SUPPLIED PASSAGE.
=====
As was expected: batching up the computations leads to significant speed-up. Unfortunately this will not be feasible with low latency in a real-time processing fashion. The fastest model for batchsize=1 was mob3s_y4t with 50ms. I would like to get below 30ms or even 15ms using TensorRT.

What do you think? Is this a good avenue to go down, or should I try something other than TensorRT?

Thanks!
Tobi

Thanks a lot for the detailed analysis! I will try to come back to this soon, but meanwhile what you can do is perhaps extract out the raw model from the convenient "packaged" one, and try to make that run under TensorRT. If that works, we can look at which part of the surrounding code is the culprit.

So you can try

model = tf.saved_model.load(...)
tf.saved_model.save(model.crop_model, 'somepath')

Then try to work with this newly saved model. You can check the interface of this resulting model at the API readme.

Part of the story may be that I saved the full model with options=tf.saved_model.SaveOptions(experimental_custom_gradients=True) or perhaps something with tf.raw_ops.ImageProjectiveTransformV3.

@tobibaum ,have you solved how to get the real time fps ?
=====
ENTRIES SHOWN.
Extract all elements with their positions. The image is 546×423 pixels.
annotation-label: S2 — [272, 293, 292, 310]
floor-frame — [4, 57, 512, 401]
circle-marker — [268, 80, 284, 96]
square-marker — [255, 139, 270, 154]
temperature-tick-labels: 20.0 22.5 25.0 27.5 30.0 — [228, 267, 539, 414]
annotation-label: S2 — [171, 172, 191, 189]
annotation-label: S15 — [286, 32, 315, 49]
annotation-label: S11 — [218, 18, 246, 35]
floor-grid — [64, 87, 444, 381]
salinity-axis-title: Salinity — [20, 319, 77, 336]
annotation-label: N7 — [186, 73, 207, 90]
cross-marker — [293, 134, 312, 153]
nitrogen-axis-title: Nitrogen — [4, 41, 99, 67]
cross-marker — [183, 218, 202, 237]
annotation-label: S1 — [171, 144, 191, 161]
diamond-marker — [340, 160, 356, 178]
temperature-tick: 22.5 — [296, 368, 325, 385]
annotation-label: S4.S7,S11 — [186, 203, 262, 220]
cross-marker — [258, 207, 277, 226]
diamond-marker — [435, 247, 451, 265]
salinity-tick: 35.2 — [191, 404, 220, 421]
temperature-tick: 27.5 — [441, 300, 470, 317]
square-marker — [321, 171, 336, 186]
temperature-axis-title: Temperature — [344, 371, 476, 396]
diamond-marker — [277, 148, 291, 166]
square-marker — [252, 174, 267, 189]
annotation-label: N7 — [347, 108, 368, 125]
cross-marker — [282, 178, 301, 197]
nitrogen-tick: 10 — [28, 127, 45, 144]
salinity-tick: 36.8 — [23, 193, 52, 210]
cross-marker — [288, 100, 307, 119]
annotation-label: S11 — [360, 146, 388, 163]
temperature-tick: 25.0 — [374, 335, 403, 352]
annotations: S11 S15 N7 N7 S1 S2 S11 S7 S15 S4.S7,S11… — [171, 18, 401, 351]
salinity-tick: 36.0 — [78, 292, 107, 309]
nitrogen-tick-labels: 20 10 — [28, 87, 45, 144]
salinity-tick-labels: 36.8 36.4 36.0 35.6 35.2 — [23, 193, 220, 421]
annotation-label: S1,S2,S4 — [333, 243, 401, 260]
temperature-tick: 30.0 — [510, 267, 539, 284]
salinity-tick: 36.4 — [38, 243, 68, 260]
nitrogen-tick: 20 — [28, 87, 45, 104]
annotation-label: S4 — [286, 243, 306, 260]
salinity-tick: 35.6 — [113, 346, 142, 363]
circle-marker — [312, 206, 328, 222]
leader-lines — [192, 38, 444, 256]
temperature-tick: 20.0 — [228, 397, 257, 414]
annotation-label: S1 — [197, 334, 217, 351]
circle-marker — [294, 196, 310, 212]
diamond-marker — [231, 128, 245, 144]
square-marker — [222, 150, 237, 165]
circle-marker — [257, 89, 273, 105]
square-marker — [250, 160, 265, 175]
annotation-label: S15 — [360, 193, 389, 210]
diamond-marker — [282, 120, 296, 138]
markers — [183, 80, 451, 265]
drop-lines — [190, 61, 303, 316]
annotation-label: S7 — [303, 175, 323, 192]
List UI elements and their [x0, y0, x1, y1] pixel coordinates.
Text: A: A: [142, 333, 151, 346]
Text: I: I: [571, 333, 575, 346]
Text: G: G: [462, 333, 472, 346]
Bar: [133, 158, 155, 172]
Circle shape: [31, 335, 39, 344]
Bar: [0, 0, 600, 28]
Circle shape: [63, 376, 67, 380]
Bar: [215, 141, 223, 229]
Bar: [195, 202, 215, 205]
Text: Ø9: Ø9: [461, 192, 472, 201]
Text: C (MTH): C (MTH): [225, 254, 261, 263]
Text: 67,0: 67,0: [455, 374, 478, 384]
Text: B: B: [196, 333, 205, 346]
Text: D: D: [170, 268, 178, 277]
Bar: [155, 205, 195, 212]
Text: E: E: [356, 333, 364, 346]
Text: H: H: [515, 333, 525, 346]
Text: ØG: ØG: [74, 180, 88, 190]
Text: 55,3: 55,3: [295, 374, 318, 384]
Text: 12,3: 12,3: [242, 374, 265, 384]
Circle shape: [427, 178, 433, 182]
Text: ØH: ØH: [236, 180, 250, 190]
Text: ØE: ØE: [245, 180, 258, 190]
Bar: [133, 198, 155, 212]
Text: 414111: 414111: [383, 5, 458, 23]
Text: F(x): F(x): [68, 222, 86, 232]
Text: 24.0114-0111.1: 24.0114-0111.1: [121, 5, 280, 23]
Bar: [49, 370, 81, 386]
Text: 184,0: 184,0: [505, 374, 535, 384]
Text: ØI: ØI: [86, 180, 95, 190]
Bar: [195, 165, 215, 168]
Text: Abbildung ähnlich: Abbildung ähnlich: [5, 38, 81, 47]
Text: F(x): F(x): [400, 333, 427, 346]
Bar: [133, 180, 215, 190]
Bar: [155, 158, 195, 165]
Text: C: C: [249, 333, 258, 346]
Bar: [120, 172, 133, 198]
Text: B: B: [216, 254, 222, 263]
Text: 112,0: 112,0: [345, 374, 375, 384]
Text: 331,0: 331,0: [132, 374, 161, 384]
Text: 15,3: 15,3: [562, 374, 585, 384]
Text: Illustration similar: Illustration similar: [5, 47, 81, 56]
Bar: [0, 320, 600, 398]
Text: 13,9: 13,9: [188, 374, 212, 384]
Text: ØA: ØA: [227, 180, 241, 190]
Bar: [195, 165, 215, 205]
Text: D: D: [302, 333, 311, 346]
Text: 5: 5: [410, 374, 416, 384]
=====
REQUIREMENTS.
• 1. Quote the stretch of the TensorRT thread from "Thanks a lot" through "something with tf.raw_ops.ImageProjectiveTransformV3.".
• 2. Write what comes next in the TensorRT thread, starting after its last sentence.
The records were taken from a separate source, not from the TensorRT thread.

ANSWERS TO THE PROBLEMS.
• 1.
Thanks a lot for the detailed analysis! I will try to come back to this soon, but meanwhile what you can do is perhaps extract out the raw model from the convenient "packaged" one, and try to make that run under TensorRT. If that works, we can look at which part of the surrounding code is the culprit.

So you can try

model = tf.saved_model.load(...)
tf.saved_model.save(model.crop_model, 'somepath')

Then try to work with this newly saved model. You can check the interface of this resulting model at the API readme.

Part of the story may be that I saved the full model with options=tf.saved_model.SaveOptions(experimental_custom_gradients=True) or perhaps something with tf.raw_ops.ImageProjectiveTransformV3.

• 2.
i run it in ubuntu18+2080ti+tf2.6+cuda11.2+cudnn8.1+model.estimate_poses, the fps is 10f/s,
now i will change to use the gpu:3090 to test it in win10 and ubuntu18,
are you sucessful in TensorRT ?
if sucess, how ?

Thanks a lot for the detailed analysis! I will try to come back to this soon, but meanwhile what you can do is perhaps extract out the raw model from the convenient "packaged" one, and try to make that run under TensorRT. If that works, we can look at which part of the surrounding code is the culprit.

So you can try

model = tf.saved_model.load(...)
tf.saved_model.save(model.crop_model, 'somepath')

Then try to work with this newly saved model. You can check the interface of this resulting model at the API readme.

Part of the story may be that I saved the full model with options=tf.saved_model.SaveOptions(experimental_custom_gradients=True) or perhaps something with tf.raw_ops.ImageProjectiveTransformV3.

can you make a demo.py about it, i have seen the api, but it is too brief

@isarandi thanks for the great pointers! My current approach is to build the backbone model (effnet-l) using your original training code and then copying over the trained model weights from savedmodels in your model zoo.
With that, I am able to create an onnx version of the backbone and compare speed-ups in c++ using tiny-tensorrt.

I loosely follow the nvidia-tutorial to do so

  1. load trained model weights
model = tf.saved_model.load(model_folder)
vars = model.crop_model.variables
  1. create blank effnet model
from backbones.efficientnet.effnetv2_model import *
import backbones.efficientnet.effnetv2_utils as effnet_util
import tfu
effnet_util.set_batchnorm(effnet_util.BatchNormalization)
tfu.set_data_format('NHWC')
tfu.set_dtype(tf.float16)
mod = get_model('efficientnetv2-s', include_top=False, pretrained=False, with_endpoints=False)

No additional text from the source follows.